*Dataset records*
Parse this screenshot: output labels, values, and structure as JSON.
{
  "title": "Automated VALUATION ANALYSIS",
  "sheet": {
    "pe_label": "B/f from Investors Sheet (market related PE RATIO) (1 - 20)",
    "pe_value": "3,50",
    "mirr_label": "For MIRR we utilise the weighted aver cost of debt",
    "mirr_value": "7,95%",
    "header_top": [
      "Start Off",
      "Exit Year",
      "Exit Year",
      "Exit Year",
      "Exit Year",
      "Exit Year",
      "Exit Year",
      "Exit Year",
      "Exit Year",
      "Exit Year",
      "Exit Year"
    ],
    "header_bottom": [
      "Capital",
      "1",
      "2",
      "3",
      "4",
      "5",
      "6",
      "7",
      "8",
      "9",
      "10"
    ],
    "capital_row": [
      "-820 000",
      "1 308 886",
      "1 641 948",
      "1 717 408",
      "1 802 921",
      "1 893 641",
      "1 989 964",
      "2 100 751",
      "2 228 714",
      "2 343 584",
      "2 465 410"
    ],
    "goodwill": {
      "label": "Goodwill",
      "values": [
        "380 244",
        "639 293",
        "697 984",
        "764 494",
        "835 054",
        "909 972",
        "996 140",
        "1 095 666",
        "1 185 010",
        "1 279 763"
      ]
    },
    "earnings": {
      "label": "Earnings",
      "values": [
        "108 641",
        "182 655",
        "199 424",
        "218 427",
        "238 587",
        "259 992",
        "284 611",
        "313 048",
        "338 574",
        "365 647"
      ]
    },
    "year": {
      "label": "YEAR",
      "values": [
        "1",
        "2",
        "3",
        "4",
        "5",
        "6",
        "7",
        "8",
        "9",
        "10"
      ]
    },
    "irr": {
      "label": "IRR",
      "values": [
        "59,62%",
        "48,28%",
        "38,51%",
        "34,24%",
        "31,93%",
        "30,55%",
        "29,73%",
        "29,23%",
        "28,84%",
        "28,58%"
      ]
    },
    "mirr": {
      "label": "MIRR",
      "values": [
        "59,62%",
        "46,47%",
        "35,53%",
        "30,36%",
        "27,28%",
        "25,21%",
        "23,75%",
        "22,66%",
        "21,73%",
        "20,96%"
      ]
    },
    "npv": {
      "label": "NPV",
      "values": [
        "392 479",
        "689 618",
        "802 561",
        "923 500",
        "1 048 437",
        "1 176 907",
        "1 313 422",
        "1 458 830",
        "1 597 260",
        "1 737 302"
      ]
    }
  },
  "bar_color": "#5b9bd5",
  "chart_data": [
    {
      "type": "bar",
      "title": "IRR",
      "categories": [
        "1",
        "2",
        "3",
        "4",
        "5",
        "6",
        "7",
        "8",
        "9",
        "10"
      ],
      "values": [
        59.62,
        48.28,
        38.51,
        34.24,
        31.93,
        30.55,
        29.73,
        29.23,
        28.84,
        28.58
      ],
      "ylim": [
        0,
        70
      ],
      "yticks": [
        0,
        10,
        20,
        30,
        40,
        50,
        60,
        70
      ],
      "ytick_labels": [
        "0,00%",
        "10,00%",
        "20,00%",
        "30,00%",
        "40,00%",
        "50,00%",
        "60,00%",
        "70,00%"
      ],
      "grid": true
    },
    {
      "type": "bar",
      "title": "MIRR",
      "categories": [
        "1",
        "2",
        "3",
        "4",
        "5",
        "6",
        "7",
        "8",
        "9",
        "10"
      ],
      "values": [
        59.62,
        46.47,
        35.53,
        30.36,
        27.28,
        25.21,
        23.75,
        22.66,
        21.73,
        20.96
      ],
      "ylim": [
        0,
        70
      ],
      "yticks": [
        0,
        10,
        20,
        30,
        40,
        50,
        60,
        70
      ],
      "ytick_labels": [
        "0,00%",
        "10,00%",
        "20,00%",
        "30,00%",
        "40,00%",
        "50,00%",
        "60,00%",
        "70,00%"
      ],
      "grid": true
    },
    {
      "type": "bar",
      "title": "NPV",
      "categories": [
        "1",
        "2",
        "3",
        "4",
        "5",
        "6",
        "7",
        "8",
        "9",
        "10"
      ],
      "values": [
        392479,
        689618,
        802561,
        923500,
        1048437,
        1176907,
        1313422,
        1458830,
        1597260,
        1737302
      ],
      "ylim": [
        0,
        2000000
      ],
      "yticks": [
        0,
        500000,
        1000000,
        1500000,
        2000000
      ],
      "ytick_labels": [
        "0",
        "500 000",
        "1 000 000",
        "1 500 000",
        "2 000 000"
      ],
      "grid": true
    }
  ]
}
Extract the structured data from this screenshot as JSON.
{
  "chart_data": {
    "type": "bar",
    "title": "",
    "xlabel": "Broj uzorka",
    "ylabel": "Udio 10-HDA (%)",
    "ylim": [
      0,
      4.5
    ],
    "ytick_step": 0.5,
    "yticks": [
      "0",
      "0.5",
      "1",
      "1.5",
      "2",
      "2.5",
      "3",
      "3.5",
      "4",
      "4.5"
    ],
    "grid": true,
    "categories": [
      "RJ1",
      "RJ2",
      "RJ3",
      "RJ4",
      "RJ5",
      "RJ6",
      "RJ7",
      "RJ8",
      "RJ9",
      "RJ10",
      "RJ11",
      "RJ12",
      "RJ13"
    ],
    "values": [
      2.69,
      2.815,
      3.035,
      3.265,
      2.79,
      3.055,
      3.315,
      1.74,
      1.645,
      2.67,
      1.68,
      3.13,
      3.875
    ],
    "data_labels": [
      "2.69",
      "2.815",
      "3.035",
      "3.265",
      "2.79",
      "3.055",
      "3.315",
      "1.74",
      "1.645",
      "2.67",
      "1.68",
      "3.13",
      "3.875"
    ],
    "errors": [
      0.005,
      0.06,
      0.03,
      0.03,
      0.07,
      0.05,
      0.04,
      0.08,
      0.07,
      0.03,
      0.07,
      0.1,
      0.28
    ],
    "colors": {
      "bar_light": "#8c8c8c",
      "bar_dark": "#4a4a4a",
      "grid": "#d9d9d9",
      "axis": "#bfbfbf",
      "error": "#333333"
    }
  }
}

*Problem*
Quote every line of the data, word for word.

*Expected output*
Parse this screenshot: output labels, values, and structure as JSON.
{
  "title": "Automated VALUATION ANALYSIS",
  "sheet": {
    "pe_label": "B/f from Investors Sheet (market related PE RATIO) (1 - 20)",
    "pe_value": "3,50",
    "mirr_label": "For MIRR we utilise the weighted aver cost of debt",
    "mirr_value": "7,95%",
    "header_top": [
      "Start Off",
      "Exit Year",
      "Exit Year",
      "Exit Year",
      "Exit Year",
      "Exit Year",
      "Exit Year",
      "Exit Year",
      "Exit Year",
      "Exit Year",
      "Exit Year"
    ],
    "header_bottom": [
      "Capital",
      "1",
      "2",
      "3",
      "4",
      "5",
      "6",
      "7",
      "8",
      "9",
      "10"
    ],
    "capital_row": [
      "-820 000",
      "1 308 886",
      "1 641 948",
      "1 717 408",
      "1 802 921",
      "1 893 641",
      "1 989 964",
      "2 100 751",
      "2 228 714",
      "2 343 584",
      "2 465 410"
    ],
    "goodwill": {
      "label": "Goodwill",
      "values": [
        "380 244",
        "639 293",
        "697 984",
        "764 494",
        "835 054",
        "909 972",
        "996 140",
        "1 095 666",
        "1 185 010",
        "1 279 763"
      ]
    },
    "earnings": {
      "label": "Earnings",
      "values": [
        "108 641",
        "182 655",
        "199 424",
        "218 427",
        "238 587",
        "259 992",
        "284 611",
        "313 048",
        "338 574",
        "365 647"
      ]
    },
    "year": {
      "label": "YEAR",
      "values": [
        "1",
        "2",
        "3",
        "4",
        "5",
        "6",
        "7",
        "8",
        "9",
        "10"
      ]
    },
    "irr": {
      "label": "IRR",
      "values": [
        "59,62%",
        "48,28%",
        "38,51%",
        "34,24%",
        "31,93%",
        "30,55%",
        "29,73%",
        "29,23%",
        "28,84%",
        "28,58%"
      ]
    },
    "mirr": {
      "label": "MIRR",
      "values": [
        "59,62%",
        "46,47%",
        "35,53%",
        "30,36%",
        "27,28%",
        "25,21%",
        "23,75%",
        "22,66%",
        "21,73%",
        "20,96%"
      ]
    },
    "npv": {
      "label": "NPV",
      "values": [
        "392 479",
        "689 618",
        "802 561",
        "923 500",
        "1 048 437",
        "1 176 907",
        "1 313 422",
        "1 458 830",
        "1 597 260",
        "1 737 302"
      ]
    }
  },
  "bar_color": "#5b9bd5",
  "chart_data": [
    {
      "type": "bar",
      "title": "IRR",
      "categories": [
        "1",
        "2",
        "3",
        "4",
        "5",
        "6",
        "7",
        "8",
        "9",
        "10"
      ],
      "values": [
        59.62,
        48.28,
        38.51,
        34.24,
        31.93,
        30.55,
        29.73,
        29.23,
        28.84,
        28.58
      ],
      "ylim": [
        0,
        70
      ],
      "yticks": [
        0,
        10,
        20,
        30,
        40,
        50,
        60,
        70
      ],
      "ytick_labels": [
        "0,00%",
        "10,00%",
        "20,00%",
        "30,00%",
        "40,00%",
        "50,00%",
        "60,00%",
        "70,00%"
      ],
      "grid": true
    },
    {
      "type": "bar",
      "title": "MIRR",
      "categories": [
        "1",
        "2",
        "3",
        "4",
        "5",
        "6",
        "7",
        "8",
        "9",
        "10"
      ],
      "values": [
        59.62,
        46.47,
        35.53,
        30.36,
        27.28,
        25.21,
        23.75,
        22.66,
        21.73,
        20.96
      ],
      "ylim": [
        0,
        70
      ],
      "yticks": [
        0,
        10,
        20,
        30,
        40,
        50,
        60,
        70
      ],
      "ytick_labels": [
        "0,00%",
        "10,00%",
        "20,00%",
        "30,00%",
        "40,00%",
        "50,00%",
        "60,00%",
        "70,00%"
      ],
      "grid": true
    },
    {
      "type": "bar",
      "title": "NPV",
      "categories": [
        "1",
        "2",
        "3",
        "4",
        "5",
        "6",
        "7",
        "8",
        "9",
        "10"
      ],
      "values": [
        392479,
        689618,
        802561,
        923500,
        1048437,
        1176907,
        1313422,
        1458830,
        1597260,
        1737302
      ],
      "ylim": [
        0,
        2000000
      ],
      "yticks": [
        0,
        500000,
        1000000,
        1500000,
        2000000
      ],
      "ytick_labels": [
        "0",
        "500 000",
        "1 000 000",
        "1 500 000",
        "2 000 000"
      ],
      "grid": true
    }
  ]
}
Extract the structured data from this screenshot as JSON.
{
  "chart_data": {
    "type": "bar",
    "title": "",
    "xlabel": "Broj uzorka",
    "ylabel": "Udio 10-HDA (%)",
    "ylim": [
      0,
      4.5
    ],
    "ytick_step": 0.5,
    "yticks": [
      "0",
      "0.5",
      "1",
      "1.5",
      "2",
      "2.5",
      "3",
      "3.5",
      "4",
      "4.5"
    ],
    "grid": true,
    "categories": [
      "RJ1",
      "RJ2",
      "RJ3",
      "RJ4",
      "RJ5",
      "RJ6",
      "RJ7",
      "RJ8",
      "RJ9",
      "RJ10",
      "RJ11",
      "RJ12",
      "RJ13"
    ],
    "values": [
      2.69,
      2.815,
      3.035,
      3.265,
      2.79,
      3.055,
      3.315,
      1.74,
      1.645,
      2.67,
      1.68,
      3.13,
      3.875
    ],
    "data_labels": [
      "2.69",
      "2.815",
      "3.035",
      "3.265",
      "2.79",
      "3.055",
      "3.315",
      "1.74",
      "1.645",
      "2.67",
      "1.68",
      "3.13",
      "3.875"
    ],
    "errors": [
      0.005,
      0.06,
      0.03,
      0.03,
      0.07,
      0.05,
      0.04,
      0.08,
      0.07,
      0.03,
      0.07,
      0.1,
      0.28
    ],
    "colors": {
      "bar_light": "#8c8c8c",
      "bar_dark": "#4a4a4a",
      "grid": "#d9d9d9",
      "axis": "#bfbfbf",
      "error": "#333333"
    }
  }
}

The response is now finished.